Aim of the exercise: Quote the records that follow in full and exactly; leave out the pictures.

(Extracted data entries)
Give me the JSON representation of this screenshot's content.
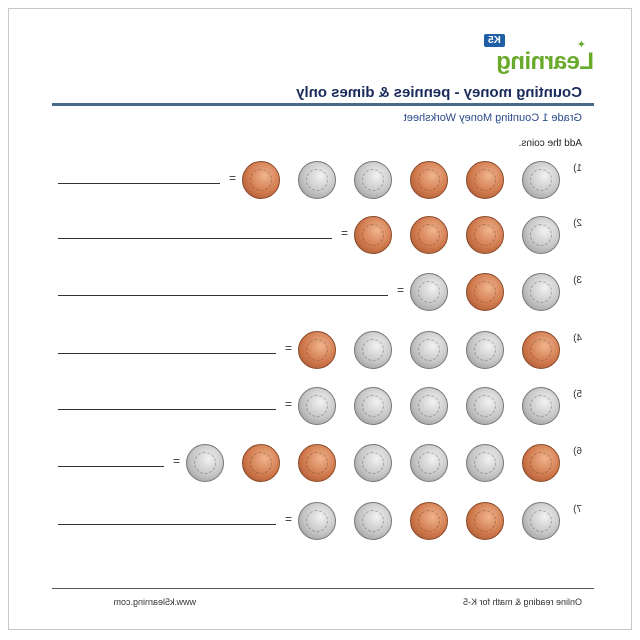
{
  "logo": {
    "badge": "K5",
    "text": "Learning"
  },
  "title": "Counting money - pennies & dimes only",
  "subtitle": "Grade 1 Counting Money Worksheet",
  "instruction": "Add the coins.",
  "equals_sign": "=",
  "rows": [
    {
      "label": "1)",
      "coins": [
        "dime",
        "penny",
        "penny",
        "dime",
        "dime",
        "penny"
      ]
    },
    {
      "label": "2)",
      "coins": [
        "dime",
        "penny",
        "penny",
        "penny"
      ]
    },
    {
      "label": "3)",
      "coins": [
        "dime",
        "penny",
        "dime"
      ]
    },
    {
      "label": "4)",
      "coins": [
        "penny",
        "dime",
        "dime",
        "dime",
        "penny"
      ]
    },
    {
      "label": "5)",
      "coins": [
        "dime",
        "dime",
        "dime",
        "dime",
        "dime"
      ]
    },
    {
      "label": "6)",
      "coins": [
        "penny",
        "dime",
        "dime",
        "dime",
        "penny",
        "penny",
        "dime"
      ]
    },
    {
      "label": "7)",
      "coins": [
        "dime",
        "penny",
        "penny",
        "dime",
        "dime"
      ]
    }
  ],
  "footer": {
    "left": "Online reading & math for K-5",
    "right": "www.k5learning.com"
  }
}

Solution to the problem:
Give me the JSON representation of this screenshot's content.
{
  "logo": {
    "badge": "K5",
    "text": "Learning"
  },
  "title": "Counting money - pennies & dimes only",
  "subtitle": "Grade 1 Counting Money Worksheet",
  "instruction": "Add the coins.",
  "equals_sign": "=",
  "rows": [
    {
      "label": "1)",
      "coins": [
        "dime",
        "penny",
        "penny",
        "dime",
        "dime",
        "penny"
      ]
    },
    {
      "label": "2)",
      "coins": [
        "dime",
        "penny",
        "penny",
        "penny"
      ]
    },
    {
      "label": "3)",
      "coins": [
        "dime",
        "penny",
        "dime"
      ]
    },
    {
      "label": "4)",
      "coins": [
        "penny",
        "dime",
        "dime",
        "dime",
        "penny"
      ]
    },
    {
      "label": "5)",
      "coins": [
        "dime",
        "dime",
        "dime",
        "dime",
        "dime"
      ]
    },
    {
      "label": "6)",
      "coins": [
        "penny",
        "dime",
        "dime",
        "dime",
        "penny",
        "penny",
        "dime"
      ]
    },
    {
      "label": "7)",
      "coins": [
        "dime",
        "penny",
        "penny",
        "dime",
        "dime"
      ]
    }
  ],
  "footer": {
    "left": "Online reading & math for K-5",
    "right": "www.k5learning.com"
  }
}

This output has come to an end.